Saved entries
━━━━━━
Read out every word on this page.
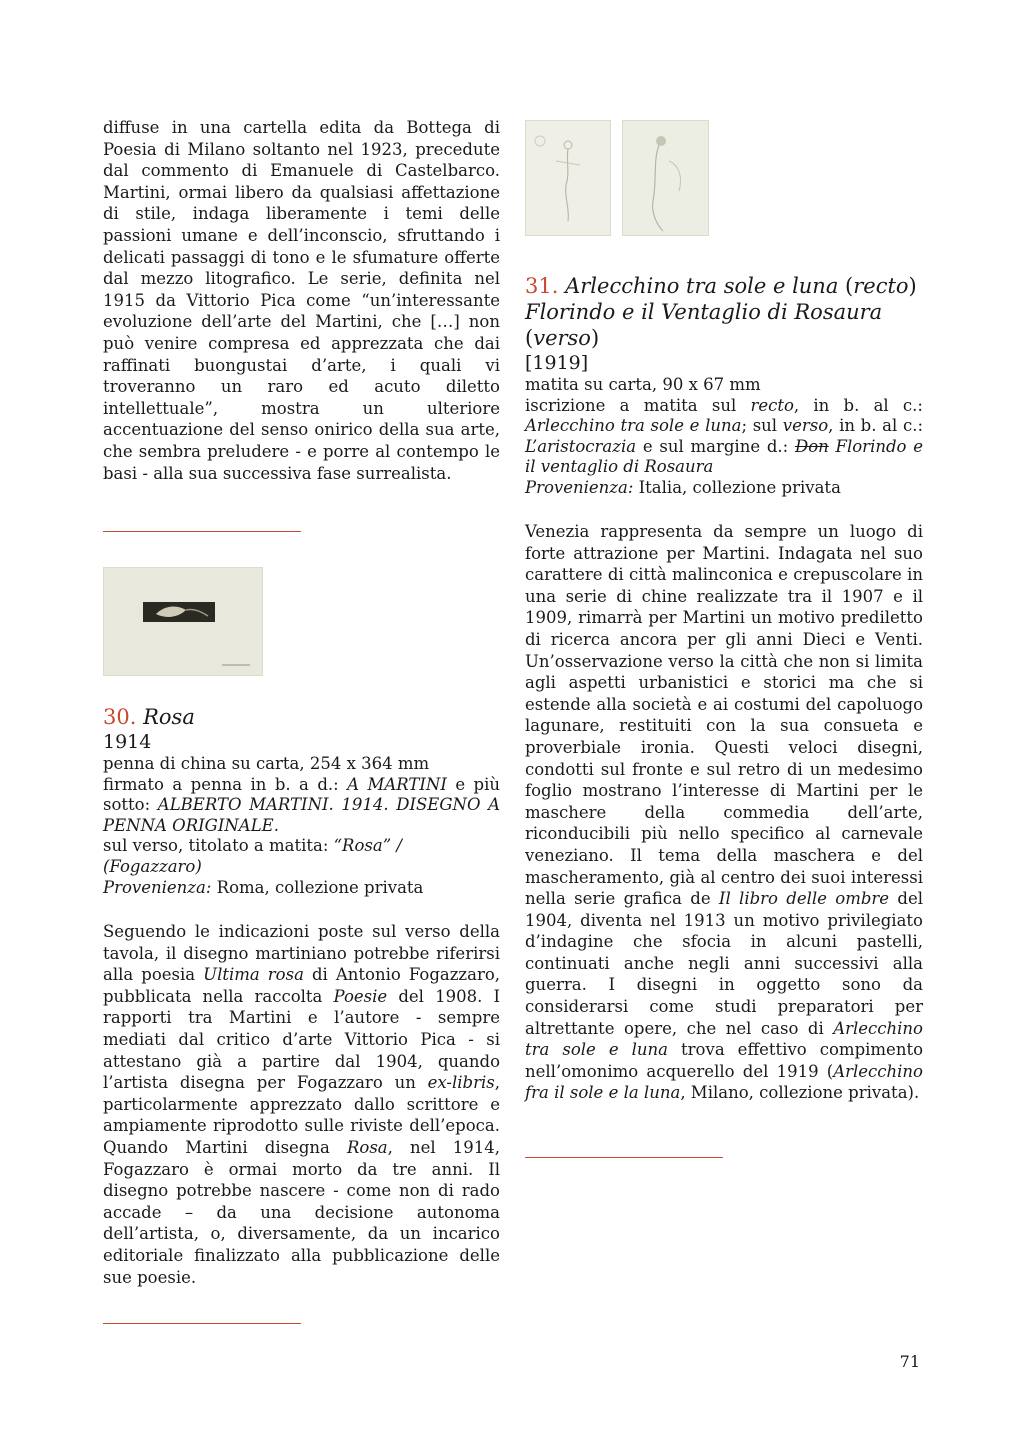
diffuse in una cartella edita da Bottega di Poesia di Milano soltanto nel 1923, precedute dal commento di Emanuele di Castelbarco. Martini, ormai libero da qualsiasi affettazione di stile, indaga liberamente i temi delle passioni umane e dell’inconscio, sfruttando i delicati passaggi di tono e le sfumature offerte dal mezzo litografico. Le serie, definita nel 1915 da Vittorio Pica come “un’interessante evoluzione dell’arte del Martini, che […] non può venire compresa ed apprezzata che dai raffinati buongustai d’arte, i quali vi troveranno un raro ed acuto diletto intellettuale”, mostra un ulteriore accentuazione del senso onirico della sua arte, che sembra preludere - e porre al contempo le basi - alla sua successiva fase surrealista.

30. Rosa

1914

penna di china su carta, 254 x 364 mm

firmato a penna in b. a d.: A MARTINI e più sotto: ALBERTO MARTINI. 1914. DISEGNO A PENNA ORIGINALE.

sul verso, titolato a matita: “Rosa” / (Fogazzaro)

Provenienza: Roma, collezione privata

Seguendo le indicazioni poste sul verso della tavola, il disegno martiniano potrebbe riferirsi alla poesia Ultima rosa di Antonio Fogazzaro, pubblicata nella raccolta Poesie del 1908. I rapporti tra Martini e l’autore - sempre mediati dal critico d’arte Vittorio Pica - si attestano già a partire dal 1904, quando l’artista disegna per Fogazzaro un ex-libris, particolarmente apprezzato dallo scrittore e ampiamente riprodotto sulle riviste dell’epoca. Quando Martini disegna Rosa, nel 1914, Fogazzaro è ormai morto da tre anni. Il disegno potrebbe nascere - come non di rado accade – da una decisione autonoma dell’artista, o, diversamente, da un incarico editoriale finalizzato alla pubblicazione delle sue poesie.

31. Arlecchino tra sole e luna (recto)

Florindo e il Ventaglio di Rosaura (verso)

[1919]

matita su carta, 90 x 67 mm

iscrizione a matita sul recto, in b. al c.: Arlecchino tra sole e luna; sul verso, in b. al c.: L’aristocrazia e sul margine d.: Don Florindo e il ventaglio di Rosaura

Provenienza: Italia, collezione privata

Venezia rappresenta da sempre un luogo di forte attrazione per Martini. Indagata nel suo carattere di città malinconica e crepuscolare in una serie di chine realizzate tra il 1907 e il 1909, rimarrà per Martini un motivo prediletto di ricerca ancora per gli anni Dieci e Venti. Un’osservazione verso la città che non si limita agli aspetti urbanistici e storici ma che si estende alla società e ai costumi del capoluogo lagunare, restituiti con la sua consueta e proverbiale ironia. Questi veloci disegni, condotti sul fronte e sul retro di un medesimo foglio mostrano l’interesse di Martini per le maschere della commedia dell’arte, riconducibili più nello specifico al carnevale veneziano. Il tema della maschera e del mascheramento, già al centro dei suoi interessi nella serie grafica de Il libro delle ombre del 1904, diventa nel 1913 un motivo privilegiato d’indagine che sfocia in alcuni pastelli, continuati anche negli anni successivi alla guerra. I disegni in oggetto sono da considerarsi come studi preparatori per altrettante opere, che nel caso di Arlecchino tra sole e luna trova effettivo compimento nell’omonimo acquerello del 1919 (Arlecchino fra il sole e la luna, Milano, collezione privata).

71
━━━━━━
INSTRUCTIONS TO FOLLOW: Without the pictures, write out every entry precisely as it appears.

EXERCISE ANSWER:
Read out every word on this page.
diffuse in una cartella edita da Bottega di Poesia di Milano soltanto nel 1923, precedute dal commento di Emanuele di Castelbarco. Martini, ormai libero da qualsiasi affettazione di stile, indaga liberamente i temi delle passioni umane e dell’inconscio, sfruttando i delicati passaggi di tono e le sfumature offerte dal mezzo litografico. Le serie, definita nel 1915 da Vittorio Pica come “un’interessante evoluzione dell’arte del Martini, che […] non può venire compresa ed apprezzata che dai raffinati buongustai d’arte, i quali vi troveranno un raro ed acuto diletto intellettuale”, mostra un ulteriore accentuazione del senso onirico della sua arte, che sembra preludere - e porre al contempo le basi - alla sua successiva fase surrealista.

30. Rosa

1914

penna di china su carta, 254 x 364 mm

firmato a penna in b. a d.: A MARTINI e più sotto: ALBERTO MARTINI. 1914. DISEGNO A PENNA ORIGINALE.

sul verso, titolato a matita: “Rosa” / (Fogazzaro)

Provenienza: Roma, collezione privata

Seguendo le indicazioni poste sul verso della tavola, il disegno martiniano potrebbe riferirsi alla poesia Ultima rosa di Antonio Fogazzaro, pubblicata nella raccolta Poesie del 1908. I rapporti tra Martini e l’autore - sempre mediati dal critico d’arte Vittorio Pica - si attestano già a partire dal 1904, quando l’artista disegna per Fogazzaro un ex-libris, particolarmente apprezzato dallo scrittore e ampiamente riprodotto sulle riviste dell’epoca. Quando Martini disegna Rosa, nel 1914, Fogazzaro è ormai morto da tre anni. Il disegno potrebbe nascere - come non di rado accade – da una decisione autonoma dell’artista, o, diversamente, da un incarico editoriale finalizzato alla pubblicazione delle sue poesie.

31. Arlecchino tra sole e luna (recto)

Florindo e il Ventaglio di Rosaura (verso)

[1919]

matita su carta, 90 x 67 mm

iscrizione a matita sul recto, in b. al c.: Arlecchino tra sole e luna; sul verso, in b. al c.: L’aristocrazia e sul margine d.: Don Florindo e il ventaglio di Rosaura

Provenienza: Italia, collezione privata

Venezia rappresenta da sempre un luogo di forte attrazione per Martini. Indagata nel suo carattere di città malinconica e crepuscolare in una serie di chine realizzate tra il 1907 e il 1909, rimarrà per Martini un motivo prediletto di ricerca ancora per gli anni Dieci e Venti. Un’osservazione verso la città che non si limita agli aspetti urbanistici e storici ma che si estende alla società e ai costumi del capoluogo lagunare, restituiti con la sua consueta e proverbiale ironia. Questi veloci disegni, condotti sul fronte e sul retro di un medesimo foglio mostrano l’interesse di Martini per le maschere della commedia dell’arte, riconducibili più nello specifico al carnevale veneziano. Il tema della maschera e del mascheramento, già al centro dei suoi interessi nella serie grafica de Il libro delle ombre del 1904, diventa nel 1913 un motivo privilegiato d’indagine che sfocia in alcuni pastelli, continuati anche negli anni successivi alla guerra. I disegni in oggetto sono da considerarsi come studi preparatori per altrettante opere, che nel caso di Arlecchino tra sole e luna trova effettivo compimento nell’omonimo acquerello del 1919 (Arlecchino fra il sole e la luna, Milano, collezione privata).

71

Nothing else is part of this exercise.